What follows is a set of records, each of which is to be written out exactly.

-- Start of ENTRIES --

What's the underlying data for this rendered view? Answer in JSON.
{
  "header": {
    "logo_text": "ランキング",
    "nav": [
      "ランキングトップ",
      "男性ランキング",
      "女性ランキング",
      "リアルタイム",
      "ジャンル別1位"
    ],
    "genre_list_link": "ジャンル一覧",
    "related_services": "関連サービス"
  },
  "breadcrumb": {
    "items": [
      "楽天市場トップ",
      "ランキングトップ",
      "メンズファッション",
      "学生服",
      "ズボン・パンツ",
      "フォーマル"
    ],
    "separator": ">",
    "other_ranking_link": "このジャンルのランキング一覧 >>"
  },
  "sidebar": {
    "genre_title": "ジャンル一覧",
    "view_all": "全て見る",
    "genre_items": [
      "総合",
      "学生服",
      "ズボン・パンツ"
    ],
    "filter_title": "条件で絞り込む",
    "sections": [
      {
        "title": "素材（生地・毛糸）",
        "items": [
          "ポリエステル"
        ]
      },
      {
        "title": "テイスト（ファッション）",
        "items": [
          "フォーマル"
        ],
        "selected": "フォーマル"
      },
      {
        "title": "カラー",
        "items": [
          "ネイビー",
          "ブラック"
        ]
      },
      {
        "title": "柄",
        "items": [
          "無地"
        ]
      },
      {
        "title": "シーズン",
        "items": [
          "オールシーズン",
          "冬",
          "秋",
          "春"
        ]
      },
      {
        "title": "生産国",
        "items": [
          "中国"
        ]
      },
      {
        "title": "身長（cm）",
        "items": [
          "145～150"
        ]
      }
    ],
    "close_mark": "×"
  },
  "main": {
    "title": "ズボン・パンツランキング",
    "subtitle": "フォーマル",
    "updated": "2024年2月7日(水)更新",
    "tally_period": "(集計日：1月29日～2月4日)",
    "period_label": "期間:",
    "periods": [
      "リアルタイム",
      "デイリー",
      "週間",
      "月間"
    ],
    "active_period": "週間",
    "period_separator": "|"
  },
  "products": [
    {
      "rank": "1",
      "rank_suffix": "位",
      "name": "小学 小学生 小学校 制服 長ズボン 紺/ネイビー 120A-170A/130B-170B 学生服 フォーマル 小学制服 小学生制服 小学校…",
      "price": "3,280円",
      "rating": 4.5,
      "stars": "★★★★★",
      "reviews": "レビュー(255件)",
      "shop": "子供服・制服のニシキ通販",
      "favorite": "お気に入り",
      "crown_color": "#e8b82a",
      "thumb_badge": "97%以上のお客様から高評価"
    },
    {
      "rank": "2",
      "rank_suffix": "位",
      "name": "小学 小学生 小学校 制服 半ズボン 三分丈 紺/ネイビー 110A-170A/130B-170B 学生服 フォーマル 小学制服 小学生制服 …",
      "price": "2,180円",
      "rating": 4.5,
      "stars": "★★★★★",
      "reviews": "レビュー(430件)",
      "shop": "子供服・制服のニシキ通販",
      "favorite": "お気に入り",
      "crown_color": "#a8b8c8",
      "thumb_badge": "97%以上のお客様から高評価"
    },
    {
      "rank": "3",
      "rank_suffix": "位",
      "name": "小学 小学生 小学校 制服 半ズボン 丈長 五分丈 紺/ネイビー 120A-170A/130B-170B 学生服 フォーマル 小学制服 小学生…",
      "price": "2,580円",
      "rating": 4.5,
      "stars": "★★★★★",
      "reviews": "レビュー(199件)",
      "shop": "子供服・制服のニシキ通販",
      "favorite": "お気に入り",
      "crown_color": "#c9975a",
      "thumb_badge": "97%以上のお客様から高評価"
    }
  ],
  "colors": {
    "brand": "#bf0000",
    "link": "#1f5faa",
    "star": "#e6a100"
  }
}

-- End of ENTRIES --

[TASK ANSWER]
What's the underlying data for this rendered view? Answer in JSON.
{
  "header": {
    "logo_text": "ランキング",
    "nav": [
      "ランキングトップ",
      "男性ランキング",
      "女性ランキング",
      "リアルタイム",
      "ジャンル別1位"
    ],
    "genre_list_link": "ジャンル一覧",
    "related_services": "関連サービス"
  },
  "breadcrumb": {
    "items": [
      "楽天市場トップ",
      "ランキングトップ",
      "メンズファッション",
      "学生服",
      "ズボン・パンツ",
      "フォーマル"
    ],
    "separator": ">",
    "other_ranking_link": "このジャンルのランキング一覧 >>"
  },
  "sidebar": {
    "genre_title": "ジャンル一覧",
    "view_all": "全て見る",
    "genre_items": [
      "総合",
      "学生服",
      "ズボン・パンツ"
    ],
    "filter_title": "条件で絞り込む",
    "sections": [
      {
        "title": "素材（生地・毛糸）",
        "items": [
          "ポリエステル"
        ]
      },
      {
        "title": "テイスト（ファッション）",
        "items": [
          "フォーマル"
        ],
        "selected": "フォーマル"
      },
      {
        "title": "カラー",
        "items": [
          "ネイビー",
          "ブラック"
        ]
      },
      {
        "title": "柄",
        "items": [
          "無地"
        ]
      },
      {
        "title": "シーズン",
        "items": [
          "オールシーズン",
          "冬",
          "秋",
          "春"
        ]
      },
      {
        "title": "生産国",
        "items": [
          "中国"
        ]
      },
      {
        "title": "身長（cm）",
        "items": [
          "145～150"
        ]
      }
    ],
    "close_mark": "×"
  },
  "main": {
    "title": "ズボン・パンツランキング",
    "subtitle": "フォーマル",
    "updated": "2024年2月7日(水)更新",
    "tally_period": "(集計日：1月29日～2月4日)",
    "period_label": "期間:",
    "periods": [
      "リアルタイム",
      "デイリー",
      "週間",
      "月間"
    ],
    "active_period": "週間",
    "period_separator": "|"
  },
  "products": [
    {
      "rank": "1",
      "rank_suffix": "位",
      "name": "小学 小学生 小学校 制服 長ズボン 紺/ネイビー 120A-170A/130B-170B 学生服 フォーマル 小学制服 小学生制服 小学校…",
      "price": "3,280円",
      "rating": 4.5,
      "stars": "★★★★★",
      "reviews": "レビュー(255件)",
      "shop": "子供服・制服のニシキ通販",
      "favorite": "お気に入り",
      "crown_color": "#e8b82a",
      "thumb_badge": "97%以上のお客様から高評価"
    },
    {
      "rank": "2",
      "rank_suffix": "位",
      "name": "小学 小学生 小学校 制服 半ズボン 三分丈 紺/ネイビー 110A-170A/130B-170B 学生服 フォーマル 小学制服 小学生制服 …",
      "price": "2,180円",
      "rating": 4.5,
      "stars": "★★★★★",
      "reviews": "レビュー(430件)",
      "shop": "子供服・制服のニシキ通販",
      "favorite": "お気に入り",
      "crown_color": "#a8b8c8",
      "thumb_badge": "97%以上のお客様から高評価"
    },
    {
      "rank": "3",
      "rank_suffix": "位",
      "name": "小学 小学生 小学校 制服 半ズボン 丈長 五分丈 紺/ネイビー 120A-170A/130B-170B 学生服 フォーマル 小学制服 小学生…",
      "price": "2,580円",
      "rating": 4.5,
      "stars": "★★★★★",
      "reviews": "レビュー(199件)",
      "shop": "子供服・制服のニシキ通販",
      "favorite": "お気に入り",
      "crown_color": "#c9975a",
      "thumb_badge": "97%以上のお客様から高評価"
    }
  ],
  "colors": {
    "brand": "#bf0000",
    "link": "#1f5faa",
    "star": "#e6a100"
  }
}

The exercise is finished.